(Dataset rows about figures)
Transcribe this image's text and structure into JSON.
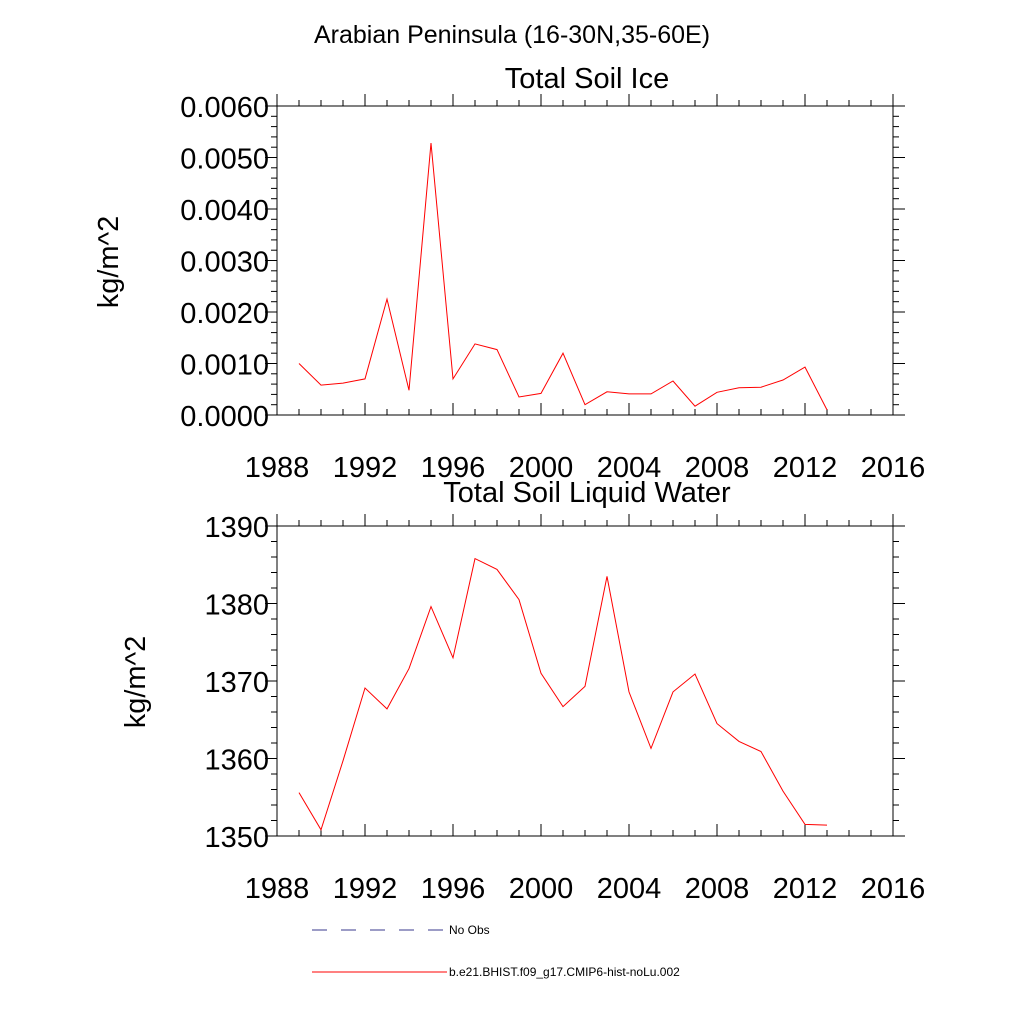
{
  "figure_title": "Arabian Peninsula (16-30N,35-60E)",
  "chart_data": [
    {
      "type": "line",
      "title": "Total Soil Ice",
      "xlabel": "",
      "ylabel": "kg/m^2",
      "xlim": [
        1988,
        2016
      ],
      "ylim": [
        0,
        0.006
      ],
      "xticks": [
        1988,
        1992,
        1996,
        2000,
        2004,
        2008,
        2012,
        2016
      ],
      "xtick_labels": [
        "1988",
        "1992",
        "1996",
        "2000",
        "2004",
        "2008",
        "2012",
        "2016"
      ],
      "yticks": [
        0,
        0.001,
        0.002,
        0.003,
        0.004,
        0.005,
        0.006
      ],
      "ytick_labels": [
        "0.0000",
        "0.0010",
        "0.0020",
        "0.0030",
        "0.0040",
        "0.0050",
        "0.0060"
      ],
      "grid": false,
      "series": [
        {
          "name": "b.e21.BHIST.f09_g17.CMIP6-hist-noLu.002",
          "color": "#ff0000",
          "x": [
            1989,
            1990,
            1991,
            1992,
            1993,
            1994,
            1995,
            1996,
            1997,
            1998,
            1999,
            2000,
            2001,
            2002,
            2003,
            2004,
            2005,
            2006,
            2007,
            2008,
            2009,
            2010,
            2011,
            2012,
            2013
          ],
          "values": [
            0.001,
            0.00058,
            0.00062,
            0.0007,
            0.00225,
            0.00048,
            0.00528,
            0.0007,
            0.00138,
            0.00127,
            0.00035,
            0.00042,
            0.0012,
            0.0002,
            0.00045,
            0.00041,
            0.00041,
            0.00066,
            0.00017,
            0.00044,
            0.00053,
            0.00054,
            0.00068,
            0.00093,
            0.0001
          ]
        }
      ]
    },
    {
      "type": "line",
      "title": "Total Soil Liquid Water",
      "xlabel": "",
      "ylabel": "kg/m^2",
      "xlim": [
        1988,
        2016
      ],
      "ylim": [
        1350,
        1390
      ],
      "xticks": [
        1988,
        1992,
        1996,
        2000,
        2004,
        2008,
        2012,
        2016
      ],
      "xtick_labels": [
        "1988",
        "1992",
        "1996",
        "2000",
        "2004",
        "2008",
        "2012",
        "2016"
      ],
      "yticks": [
        1350,
        1360,
        1370,
        1380,
        1390
      ],
      "ytick_labels": [
        "1350",
        "1360",
        "1370",
        "1380",
        "1390"
      ],
      "grid": false,
      "series": [
        {
          "name": "b.e21.BHIST.f09_g17.CMIP6-hist-noLu.002",
          "color": "#ff0000",
          "x": [
            1989,
            1990,
            1991,
            1992,
            1993,
            1994,
            1995,
            1996,
            1997,
            1998,
            1999,
            2000,
            2001,
            2002,
            2003,
            2004,
            2005,
            2006,
            2007,
            2008,
            2009,
            2010,
            2011,
            2012,
            2013
          ],
          "values": [
            1355.6,
            1350.8,
            1359.7,
            1369.1,
            1366.4,
            1371.6,
            1379.6,
            1373.0,
            1385.8,
            1384.4,
            1380.5,
            1371.0,
            1366.7,
            1369.3,
            1383.5,
            1368.6,
            1361.3,
            1368.6,
            1370.9,
            1364.5,
            1362.2,
            1360.9,
            1355.8,
            1351.5,
            1351.4
          ]
        }
      ]
    }
  ],
  "legend": {
    "placement": "bottom-center",
    "items": [
      {
        "label": "No Obs",
        "color": "#3a3a8c",
        "style": "dashed"
      },
      {
        "label": "b.e21.BHIST.f09_g17.CMIP6-hist-noLu.002",
        "color": "#ff0000",
        "style": "solid"
      }
    ]
  }
}
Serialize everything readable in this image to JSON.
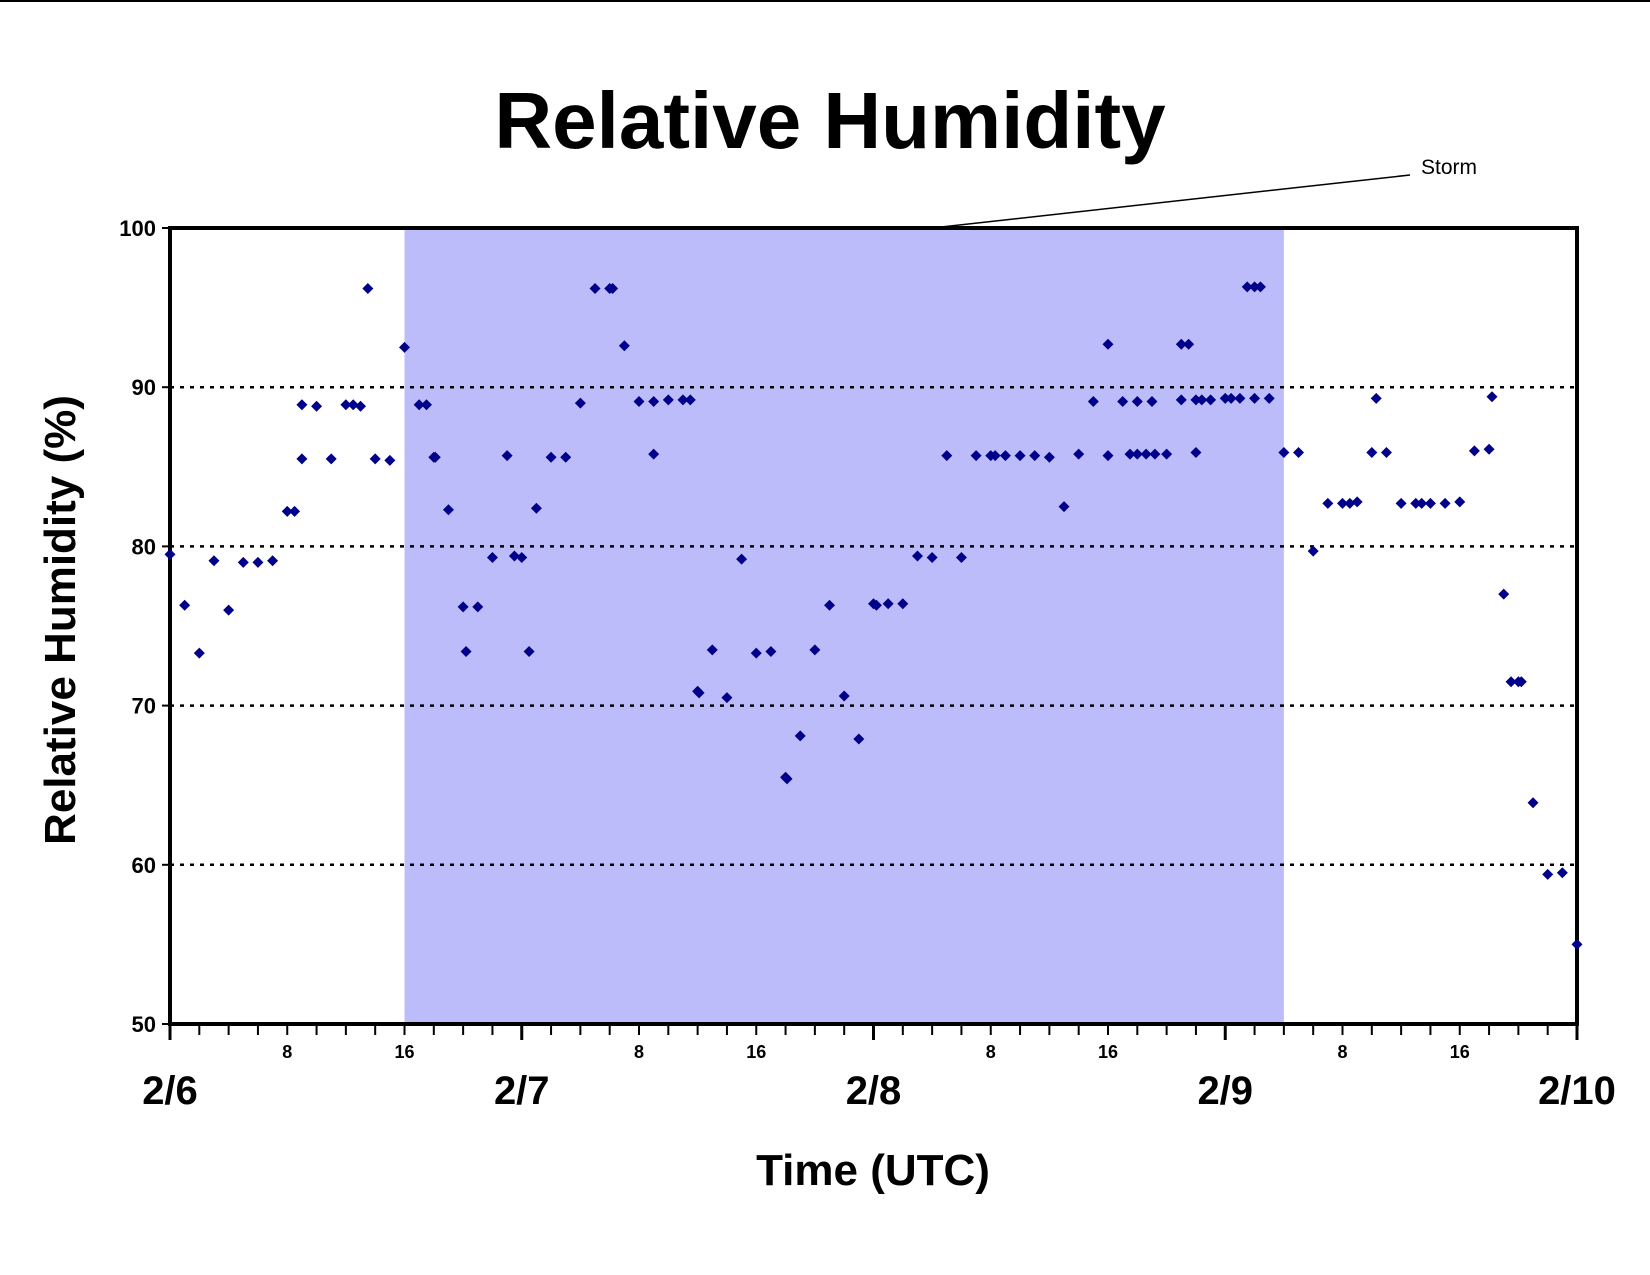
{
  "chart_data": {
    "type": "scatter",
    "title": "Relative Humidity",
    "xlabel": "Time (UTC)",
    "ylabel": "Relative Humidity (%)",
    "ylim": [
      50,
      100
    ],
    "yticks": [
      50,
      60,
      70,
      80,
      90,
      100
    ],
    "xlim": [
      0,
      96
    ],
    "x_unit": "hours from 2/6 00 UTC",
    "x_major_labels": [
      {
        "x": 0,
        "label": "2/6"
      },
      {
        "x": 24,
        "label": "2/7"
      },
      {
        "x": 48,
        "label": "2/8"
      },
      {
        "x": 72,
        "label": "2/9"
      },
      {
        "x": 96,
        "label": "2/10"
      }
    ],
    "x_minor_labels": [
      {
        "x": 8,
        "label": "8"
      },
      {
        "x": 16,
        "label": "16"
      },
      {
        "x": 32,
        "label": "8"
      },
      {
        "x": 40,
        "label": "16"
      },
      {
        "x": 56,
        "label": "8"
      },
      {
        "x": 64,
        "label": "16"
      },
      {
        "x": 80,
        "label": "8"
      },
      {
        "x": 88,
        "label": "16"
      }
    ],
    "gridlines": [
      60,
      70,
      80,
      90
    ],
    "grid": "dotted horizontal",
    "annotation": {
      "text": "Storm",
      "x_start": 16,
      "x_end": 76,
      "color": "#bcbcfb"
    },
    "marker_color": "#00008b",
    "points": [
      [
        0,
        79.5
      ],
      [
        1,
        76.3
      ],
      [
        2,
        73.3
      ],
      [
        3,
        79.1
      ],
      [
        4,
        76
      ],
      [
        5,
        79
      ],
      [
        6,
        79
      ],
      [
        7,
        79.1
      ],
      [
        8,
        82.2
      ],
      [
        8.5,
        82.2
      ],
      [
        9,
        85.5
      ],
      [
        9,
        88.9
      ],
      [
        10,
        88.8
      ],
      [
        11,
        85.5
      ],
      [
        12,
        88.9
      ],
      [
        12.5,
        88.9
      ],
      [
        13,
        88.8
      ],
      [
        13.5,
        96.2
      ],
      [
        14,
        85.5
      ],
      [
        15,
        85.4
      ],
      [
        16,
        92.5
      ],
      [
        17,
        88.9
      ],
      [
        17.5,
        88.9
      ],
      [
        18,
        85.6
      ],
      [
        18.1,
        85.6
      ],
      [
        19,
        82.3
      ],
      [
        20,
        76.2
      ],
      [
        20.2,
        73.4
      ],
      [
        21,
        76.2
      ],
      [
        22,
        79.3
      ],
      [
        23,
        85.7
      ],
      [
        23.5,
        79.4
      ],
      [
        24,
        79.3
      ],
      [
        24.5,
        73.4
      ],
      [
        25,
        82.4
      ],
      [
        26,
        85.6
      ],
      [
        27,
        85.6
      ],
      [
        28,
        89
      ],
      [
        29,
        96.2
      ],
      [
        30,
        96.2
      ],
      [
        30.2,
        96.2
      ],
      [
        31,
        92.6
      ],
      [
        32,
        89.1
      ],
      [
        33,
        89.1
      ],
      [
        33,
        85.8
      ],
      [
        34,
        89.2
      ],
      [
        35,
        89.2
      ],
      [
        35.5,
        89.2
      ],
      [
        36,
        70.9
      ],
      [
        36.1,
        70.8
      ],
      [
        37,
        73.5
      ],
      [
        38,
        70.5
      ],
      [
        39,
        79.2
      ],
      [
        40,
        73.3
      ],
      [
        41,
        73.4
      ],
      [
        42,
        65.5
      ],
      [
        42.1,
        65.4
      ],
      [
        43,
        68.1
      ],
      [
        44,
        73.5
      ],
      [
        45,
        76.3
      ],
      [
        46,
        70.6
      ],
      [
        47,
        67.9
      ],
      [
        48,
        76.4
      ],
      [
        48.2,
        76.3
      ],
      [
        49,
        76.4
      ],
      [
        50,
        76.4
      ],
      [
        51,
        79.4
      ],
      [
        52,
        79.3
      ],
      [
        53,
        85.7
      ],
      [
        54,
        79.3
      ],
      [
        55,
        85.7
      ],
      [
        56,
        85.7
      ],
      [
        56.3,
        85.7
      ],
      [
        57,
        85.7
      ],
      [
        58,
        85.7
      ],
      [
        59,
        85.7
      ],
      [
        60,
        85.6
      ],
      [
        61,
        82.5
      ],
      [
        62,
        85.8
      ],
      [
        63,
        89.1
      ],
      [
        64,
        92.7
      ],
      [
        64,
        85.7
      ],
      [
        65,
        89.1
      ],
      [
        65.5,
        85.8
      ],
      [
        66,
        89.1
      ],
      [
        66,
        85.8
      ],
      [
        66.6,
        85.8
      ],
      [
        67,
        89.1
      ],
      [
        67.2,
        85.8
      ],
      [
        68,
        85.8
      ],
      [
        69,
        92.7
      ],
      [
        69.5,
        92.7
      ],
      [
        69,
        89.2
      ],
      [
        70,
        89.2
      ],
      [
        70.4,
        89.2
      ],
      [
        71,
        89.2
      ],
      [
        70,
        85.9
      ],
      [
        72,
        89.3
      ],
      [
        72.4,
        89.3
      ],
      [
        73,
        89.3
      ],
      [
        73.5,
        96.3
      ],
      [
        74,
        96.3
      ],
      [
        74.4,
        96.3
      ],
      [
        74,
        89.3
      ],
      [
        75,
        89.3
      ],
      [
        76,
        85.9
      ],
      [
        77,
        85.9
      ],
      [
        78,
        79.7
      ],
      [
        79,
        82.7
      ],
      [
        80,
        82.7
      ],
      [
        80.5,
        82.7
      ],
      [
        81,
        82.8
      ],
      [
        82,
        85.9
      ],
      [
        82.3,
        89.3
      ],
      [
        83,
        85.9
      ],
      [
        84,
        82.7
      ],
      [
        85,
        82.7
      ],
      [
        85.4,
        82.7
      ],
      [
        86,
        82.7
      ],
      [
        87,
        82.7
      ],
      [
        88,
        82.8
      ],
      [
        89,
        86
      ],
      [
        90,
        86.1
      ],
      [
        90.2,
        89.4
      ],
      [
        91,
        77
      ],
      [
        91.5,
        71.5
      ],
      [
        92,
        71.5
      ],
      [
        92.2,
        71.5
      ],
      [
        93,
        63.9
      ],
      [
        94,
        59.4
      ],
      [
        95,
        59.5
      ],
      [
        96,
        55
      ]
    ]
  }
}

Given task = Search the data for the word "this" and copy each line where it appears.

Final answer =
Transcribe this image's text and structure into JSON.
Serialize everything readable in this image to JSON.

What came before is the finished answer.